[RECORDS TO PROCESS]
■ ■ ■ ■ ■ ■ ■
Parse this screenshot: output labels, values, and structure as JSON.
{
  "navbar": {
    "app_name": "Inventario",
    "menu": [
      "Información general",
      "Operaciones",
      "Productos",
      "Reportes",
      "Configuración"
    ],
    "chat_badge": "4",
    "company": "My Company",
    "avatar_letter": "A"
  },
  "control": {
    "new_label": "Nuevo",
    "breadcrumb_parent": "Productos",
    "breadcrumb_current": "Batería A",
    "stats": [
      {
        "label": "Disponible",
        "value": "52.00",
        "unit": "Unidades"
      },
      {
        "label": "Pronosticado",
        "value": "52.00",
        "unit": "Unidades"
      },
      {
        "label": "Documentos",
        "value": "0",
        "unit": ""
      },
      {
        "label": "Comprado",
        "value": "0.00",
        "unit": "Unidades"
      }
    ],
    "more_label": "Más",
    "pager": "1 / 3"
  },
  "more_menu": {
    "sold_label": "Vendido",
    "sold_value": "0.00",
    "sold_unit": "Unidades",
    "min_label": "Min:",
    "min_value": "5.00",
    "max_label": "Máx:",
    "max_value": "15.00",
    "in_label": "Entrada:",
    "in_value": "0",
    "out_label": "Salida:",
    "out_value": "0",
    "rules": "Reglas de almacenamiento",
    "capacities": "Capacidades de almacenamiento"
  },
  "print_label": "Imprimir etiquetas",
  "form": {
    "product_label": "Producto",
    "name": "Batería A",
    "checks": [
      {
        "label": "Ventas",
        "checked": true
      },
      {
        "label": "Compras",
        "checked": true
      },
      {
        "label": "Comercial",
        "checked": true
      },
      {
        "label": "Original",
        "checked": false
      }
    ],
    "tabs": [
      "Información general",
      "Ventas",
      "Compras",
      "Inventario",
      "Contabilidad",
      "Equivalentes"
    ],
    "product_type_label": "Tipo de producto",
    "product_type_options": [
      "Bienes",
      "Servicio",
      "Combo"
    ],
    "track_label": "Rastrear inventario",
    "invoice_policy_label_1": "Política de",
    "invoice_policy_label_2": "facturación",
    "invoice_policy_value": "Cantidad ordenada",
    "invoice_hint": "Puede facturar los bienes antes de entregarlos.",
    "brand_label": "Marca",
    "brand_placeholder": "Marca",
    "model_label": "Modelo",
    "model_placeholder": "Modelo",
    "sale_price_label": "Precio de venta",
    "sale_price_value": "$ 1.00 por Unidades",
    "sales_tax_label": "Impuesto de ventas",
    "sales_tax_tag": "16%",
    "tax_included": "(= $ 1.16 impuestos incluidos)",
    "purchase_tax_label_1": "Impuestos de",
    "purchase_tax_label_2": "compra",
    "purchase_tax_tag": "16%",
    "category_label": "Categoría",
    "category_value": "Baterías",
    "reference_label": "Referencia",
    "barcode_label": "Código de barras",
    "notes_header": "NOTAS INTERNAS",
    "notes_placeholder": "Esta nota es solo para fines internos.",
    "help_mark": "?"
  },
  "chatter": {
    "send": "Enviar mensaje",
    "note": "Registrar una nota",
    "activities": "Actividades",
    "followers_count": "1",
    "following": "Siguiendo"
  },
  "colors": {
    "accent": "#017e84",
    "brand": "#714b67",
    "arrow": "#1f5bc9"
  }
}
■ ■ ■ ■ ■ ■ ■
[OBJECTIVE] Copy out every line of the data that includes the word "Productos".

[EXERCISE SOLUTION]
      "Productos",
    "breadcrumb_parent": "Productos",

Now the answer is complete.